*Directions for this task*.
Repeat the listing below in full, exactly as it stands.

*Data entries*.
--- start ---

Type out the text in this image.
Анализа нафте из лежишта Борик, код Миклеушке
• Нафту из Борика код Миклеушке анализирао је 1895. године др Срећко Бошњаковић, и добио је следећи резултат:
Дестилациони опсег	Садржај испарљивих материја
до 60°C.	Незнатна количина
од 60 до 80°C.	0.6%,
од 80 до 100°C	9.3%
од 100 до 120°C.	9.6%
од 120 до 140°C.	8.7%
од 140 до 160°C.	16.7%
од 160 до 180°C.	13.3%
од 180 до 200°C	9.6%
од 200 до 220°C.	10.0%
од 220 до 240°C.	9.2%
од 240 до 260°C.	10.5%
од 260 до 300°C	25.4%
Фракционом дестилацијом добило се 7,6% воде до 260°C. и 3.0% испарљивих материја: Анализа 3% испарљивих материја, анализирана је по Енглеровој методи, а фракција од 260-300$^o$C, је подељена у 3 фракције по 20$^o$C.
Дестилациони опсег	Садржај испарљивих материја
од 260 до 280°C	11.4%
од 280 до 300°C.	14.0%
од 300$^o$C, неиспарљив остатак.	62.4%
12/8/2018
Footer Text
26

--- end ---

*Output of the task*.
Type out the text in this image.
Анализа нафте из лежишта Борик, код Миклеушке
• Нафту из Борика код Миклеушке анализирао је 1895. године др Срећко Бошњаковић, и добио је следећи резултат:
Дестилациони опсег	Садржај испарљивих материја
до 60°C.	Незнатна количина
од 60 до 80°C.	0.6%,
од 80 до 100°C	9.3%
од 100 до 120°C.	9.6%
од 120 до 140°C.	8.7%
од 140 до 160°C.	16.7%
од 160 до 180°C.	13.3%
од 180 до 200°C	9.6%
од 200 до 220°C.	10.0%
од 220 до 240°C.	9.2%
од 240 до 260°C.	10.5%
од 260 до 300°C	25.4%
Фракционом дестилацијом добило се 7,6% воде до 260°C. и 3.0% испарљивих материја: Анализа 3% испарљивих материја, анализирана је по Енглеровој методи, а фракција од 260-300$^o$C, је подељена у 3 фракције по 20$^o$C.
Дестилациони опсег	Садржај испарљивих материја
од 260 до 280°C	11.4%
од 280 до 300°C.	14.0%
од 300$^o$C, неиспарљив остатак.	62.4%
12/8/2018
Footer Text
26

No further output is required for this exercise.